Task material Block Start

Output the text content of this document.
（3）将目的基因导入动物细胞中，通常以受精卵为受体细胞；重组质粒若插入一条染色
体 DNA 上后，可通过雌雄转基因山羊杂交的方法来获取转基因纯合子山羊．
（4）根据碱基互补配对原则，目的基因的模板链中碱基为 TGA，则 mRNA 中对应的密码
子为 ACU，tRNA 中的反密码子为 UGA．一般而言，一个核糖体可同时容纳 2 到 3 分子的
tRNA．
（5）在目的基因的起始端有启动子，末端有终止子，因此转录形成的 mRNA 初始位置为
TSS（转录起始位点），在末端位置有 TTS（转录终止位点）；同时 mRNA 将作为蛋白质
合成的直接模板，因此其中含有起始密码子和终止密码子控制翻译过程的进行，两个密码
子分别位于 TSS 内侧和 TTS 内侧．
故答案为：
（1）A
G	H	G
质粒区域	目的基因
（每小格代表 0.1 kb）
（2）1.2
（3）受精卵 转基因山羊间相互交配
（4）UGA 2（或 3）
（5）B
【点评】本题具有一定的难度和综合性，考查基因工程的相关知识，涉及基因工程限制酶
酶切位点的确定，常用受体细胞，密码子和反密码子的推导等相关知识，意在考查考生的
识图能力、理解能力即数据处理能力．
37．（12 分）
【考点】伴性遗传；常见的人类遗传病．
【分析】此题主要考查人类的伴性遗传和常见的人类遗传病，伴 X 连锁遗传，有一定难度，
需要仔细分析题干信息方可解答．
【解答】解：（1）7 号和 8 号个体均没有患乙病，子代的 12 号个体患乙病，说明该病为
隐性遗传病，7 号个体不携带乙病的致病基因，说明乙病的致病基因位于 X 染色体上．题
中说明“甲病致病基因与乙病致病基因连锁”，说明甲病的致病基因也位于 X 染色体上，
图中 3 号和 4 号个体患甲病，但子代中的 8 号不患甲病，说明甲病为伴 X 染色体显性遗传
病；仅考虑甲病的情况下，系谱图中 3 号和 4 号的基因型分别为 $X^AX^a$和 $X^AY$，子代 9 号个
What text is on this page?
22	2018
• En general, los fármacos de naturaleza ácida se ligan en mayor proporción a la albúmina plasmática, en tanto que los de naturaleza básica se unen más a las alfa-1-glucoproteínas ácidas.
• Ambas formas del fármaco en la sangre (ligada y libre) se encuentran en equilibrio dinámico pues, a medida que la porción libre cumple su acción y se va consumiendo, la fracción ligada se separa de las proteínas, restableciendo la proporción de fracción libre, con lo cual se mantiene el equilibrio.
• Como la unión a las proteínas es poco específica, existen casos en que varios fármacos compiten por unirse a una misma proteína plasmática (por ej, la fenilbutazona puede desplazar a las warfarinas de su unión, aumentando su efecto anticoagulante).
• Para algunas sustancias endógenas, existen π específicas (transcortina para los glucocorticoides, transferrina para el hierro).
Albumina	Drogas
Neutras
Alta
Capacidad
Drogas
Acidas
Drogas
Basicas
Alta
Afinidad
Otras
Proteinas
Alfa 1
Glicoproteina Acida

Task material Block End

Transcribe all of the entries without altering anything.

§ **Result below**
Output the text content of this document.
（3）将目的基因导入动物细胞中，通常以受精卵为受体细胞；重组质粒若插入一条染色
体 DNA 上后，可通过雌雄转基因山羊杂交的方法来获取转基因纯合子山羊．
（4）根据碱基互补配对原则，目的基因的模板链中碱基为 TGA，则 mRNA 中对应的密码
子为 ACU，tRNA 中的反密码子为 UGA．一般而言，一个核糖体可同时容纳 2 到 3 分子的
tRNA．
（5）在目的基因的起始端有启动子，末端有终止子，因此转录形成的 mRNA 初始位置为
TSS（转录起始位点），在末端位置有 TTS（转录终止位点）；同时 mRNA 将作为蛋白质
合成的直接模板，因此其中含有起始密码子和终止密码子控制翻译过程的进行，两个密码
子分别位于 TSS 内侧和 TTS 内侧．
故答案为：
（1）A
G	H	G
质粒区域	目的基因
（每小格代表 0.1 kb）
（2）1.2
（3）受精卵 转基因山羊间相互交配
（4）UGA 2（或 3）
（5）B
【点评】本题具有一定的难度和综合性，考查基因工程的相关知识，涉及基因工程限制酶
酶切位点的确定，常用受体细胞，密码子和反密码子的推导等相关知识，意在考查考生的
识图能力、理解能力即数据处理能力．
37．（12 分）
【考点】伴性遗传；常见的人类遗传病．
【分析】此题主要考查人类的伴性遗传和常见的人类遗传病，伴 X 连锁遗传，有一定难度，
需要仔细分析题干信息方可解答．
【解答】解：（1）7 号和 8 号个体均没有患乙病，子代的 12 号个体患乙病，说明该病为
隐性遗传病，7 号个体不携带乙病的致病基因，说明乙病的致病基因位于 X 染色体上．题
中说明“甲病致病基因与乙病致病基因连锁”，说明甲病的致病基因也位于 X 染色体上，
图中 3 号和 4 号个体患甲病，但子代中的 8 号不患甲病，说明甲病为伴 X 染色体显性遗传
病；仅考虑甲病的情况下，系谱图中 3 号和 4 号的基因型分别为 $X^AX^a$和 $X^AY$，子代 9 号个
What text is on this page?
22	2018
• En general, los fármacos de naturaleza ácida se ligan en mayor proporción a la albúmina plasmática, en tanto que los de naturaleza básica se unen más a las alfa-1-glucoproteínas ácidas.
• Ambas formas del fármaco en la sangre (ligada y libre) se encuentran en equilibrio dinámico pues, a medida que la porción libre cumple su acción y se va consumiendo, la fracción ligada se separa de las proteínas, restableciendo la proporción de fracción libre, con lo cual se mantiene el equilibrio.
• Como la unión a las proteínas es poco específica, existen casos en que varios fármacos compiten por unirse a una misma proteína plasmática (por ej, la fenilbutazona puede desplazar a las warfarinas de su unión, aumentando su efecto anticoagulante).
• Para algunas sustancias endógenas, existen π específicas (transcortina para los glucocorticoides, transferrina para el hierro).
Albumina	Drogas
Neutras
Alta
Capacidad
Drogas
Acidas
Drogas
Basicas
Alta
Afinidad
Otras
Proteinas
Alfa 1
Glicoproteina Acida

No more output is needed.